| Goal |
In this exercise, reproduce all the entries that follow exactly.
-- begin Listed entries --
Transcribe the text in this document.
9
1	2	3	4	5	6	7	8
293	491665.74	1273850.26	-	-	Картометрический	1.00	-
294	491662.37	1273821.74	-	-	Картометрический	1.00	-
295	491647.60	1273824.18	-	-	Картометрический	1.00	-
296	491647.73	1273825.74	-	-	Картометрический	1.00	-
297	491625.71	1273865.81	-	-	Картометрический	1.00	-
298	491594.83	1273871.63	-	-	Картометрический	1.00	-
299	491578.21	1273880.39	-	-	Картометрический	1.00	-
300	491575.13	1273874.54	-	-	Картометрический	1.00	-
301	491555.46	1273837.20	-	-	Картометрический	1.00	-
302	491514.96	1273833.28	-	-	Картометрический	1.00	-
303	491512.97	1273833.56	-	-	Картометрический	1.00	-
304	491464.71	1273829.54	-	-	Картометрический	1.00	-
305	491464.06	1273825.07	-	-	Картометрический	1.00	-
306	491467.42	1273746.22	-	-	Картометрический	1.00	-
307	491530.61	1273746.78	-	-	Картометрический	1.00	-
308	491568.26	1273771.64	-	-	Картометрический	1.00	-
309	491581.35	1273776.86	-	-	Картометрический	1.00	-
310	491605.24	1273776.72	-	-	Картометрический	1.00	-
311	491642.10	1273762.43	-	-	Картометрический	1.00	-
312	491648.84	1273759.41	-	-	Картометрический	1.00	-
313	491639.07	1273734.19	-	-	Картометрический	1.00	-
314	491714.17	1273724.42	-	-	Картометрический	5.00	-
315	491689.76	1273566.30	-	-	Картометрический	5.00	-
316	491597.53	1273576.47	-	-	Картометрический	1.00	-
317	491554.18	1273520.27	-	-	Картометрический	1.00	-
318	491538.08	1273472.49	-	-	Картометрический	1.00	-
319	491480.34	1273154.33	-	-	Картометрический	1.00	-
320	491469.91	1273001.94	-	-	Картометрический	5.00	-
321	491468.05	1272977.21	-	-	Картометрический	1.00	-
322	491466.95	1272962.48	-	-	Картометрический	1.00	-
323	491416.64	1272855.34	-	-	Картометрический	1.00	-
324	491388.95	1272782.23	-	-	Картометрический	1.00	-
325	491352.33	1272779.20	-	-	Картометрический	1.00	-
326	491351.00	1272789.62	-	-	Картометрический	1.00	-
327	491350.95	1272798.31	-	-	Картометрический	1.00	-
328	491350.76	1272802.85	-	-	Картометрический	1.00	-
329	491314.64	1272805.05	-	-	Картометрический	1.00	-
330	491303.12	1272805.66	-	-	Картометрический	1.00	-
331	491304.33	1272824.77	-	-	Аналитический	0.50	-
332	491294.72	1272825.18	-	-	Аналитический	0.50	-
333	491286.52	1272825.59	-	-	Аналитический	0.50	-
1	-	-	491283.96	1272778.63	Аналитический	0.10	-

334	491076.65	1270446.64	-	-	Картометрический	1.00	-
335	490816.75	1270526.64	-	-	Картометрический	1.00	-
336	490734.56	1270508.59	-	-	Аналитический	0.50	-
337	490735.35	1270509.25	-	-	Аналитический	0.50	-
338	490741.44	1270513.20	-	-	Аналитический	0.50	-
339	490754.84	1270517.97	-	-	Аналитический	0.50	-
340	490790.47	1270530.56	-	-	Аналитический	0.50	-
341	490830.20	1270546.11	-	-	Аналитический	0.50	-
-- end Listed entries --
| Solved problem |
Transcribe the text in this document.
9
1	2	3	4	5	6	7	8
293	491665.74	1273850.26	-	-	Картометрический	1.00	-
294	491662.37	1273821.74	-	-	Картометрический	1.00	-
295	491647.60	1273824.18	-	-	Картометрический	1.00	-
296	491647.73	1273825.74	-	-	Картометрический	1.00	-
297	491625.71	1273865.81	-	-	Картометрический	1.00	-
298	491594.83	1273871.63	-	-	Картометрический	1.00	-
299	491578.21	1273880.39	-	-	Картометрический	1.00	-
300	491575.13	1273874.54	-	-	Картометрический	1.00	-
301	491555.46	1273837.20	-	-	Картометрический	1.00	-
302	491514.96	1273833.28	-	-	Картометрический	1.00	-
303	491512.97	1273833.56	-	-	Картометрический	1.00	-
304	491464.71	1273829.54	-	-	Картометрический	1.00	-
305	491464.06	1273825.07	-	-	Картометрический	1.00	-
306	491467.42	1273746.22	-	-	Картометрический	1.00	-
307	491530.61	1273746.78	-	-	Картометрический	1.00	-
308	491568.26	1273771.64	-	-	Картометрический	1.00	-
309	491581.35	1273776.86	-	-	Картометрический	1.00	-
310	491605.24	1273776.72	-	-	Картометрический	1.00	-
311	491642.10	1273762.43	-	-	Картометрический	1.00	-
312	491648.84	1273759.41	-	-	Картометрический	1.00	-
313	491639.07	1273734.19	-	-	Картометрический	1.00	-
314	491714.17	1273724.42	-	-	Картометрический	5.00	-
315	491689.76	1273566.30	-	-	Картометрический	5.00	-
316	491597.53	1273576.47	-	-	Картометрический	1.00	-
317	491554.18	1273520.27	-	-	Картометрический	1.00	-
318	491538.08	1273472.49	-	-	Картометрический	1.00	-
319	491480.34	1273154.33	-	-	Картометрический	1.00	-
320	491469.91	1273001.94	-	-	Картометрический	5.00	-
321	491468.05	1272977.21	-	-	Картометрический	1.00	-
322	491466.95	1272962.48	-	-	Картометрический	1.00	-
323	491416.64	1272855.34	-	-	Картометрический	1.00	-
324	491388.95	1272782.23	-	-	Картометрический	1.00	-
325	491352.33	1272779.20	-	-	Картометрический	1.00	-
326	491351.00	1272789.62	-	-	Картометрический	1.00	-
327	491350.95	1272798.31	-	-	Картометрический	1.00	-
328	491350.76	1272802.85	-	-	Картометрический	1.00	-
329	491314.64	1272805.05	-	-	Картометрический	1.00	-
330	491303.12	1272805.66	-	-	Картометрический	1.00	-
331	491304.33	1272824.77	-	-	Аналитический	0.50	-
332	491294.72	1272825.18	-	-	Аналитический	0.50	-
333	491286.52	1272825.59	-	-	Аналитический	0.50	-
1	-	-	491283.96	1272778.63	Аналитический	0.10	-

334	491076.65	1270446.64	-	-	Картометрический	1.00	-
335	490816.75	1270526.64	-	-	Картометрический	1.00	-
336	490734.56	1270508.59	-	-	Аналитический	0.50	-
337	490735.35	1270509.25	-	-	Аналитический	0.50	-
338	490741.44	1270513.20	-	-	Аналитический	0.50	-
339	490754.84	1270517.97	-	-	Аналитический	0.50	-
340	490790.47	1270530.56	-	-	Аналитический	0.50	-
341	490830.20	1270546.11	-	-	Аналитический	0.50	-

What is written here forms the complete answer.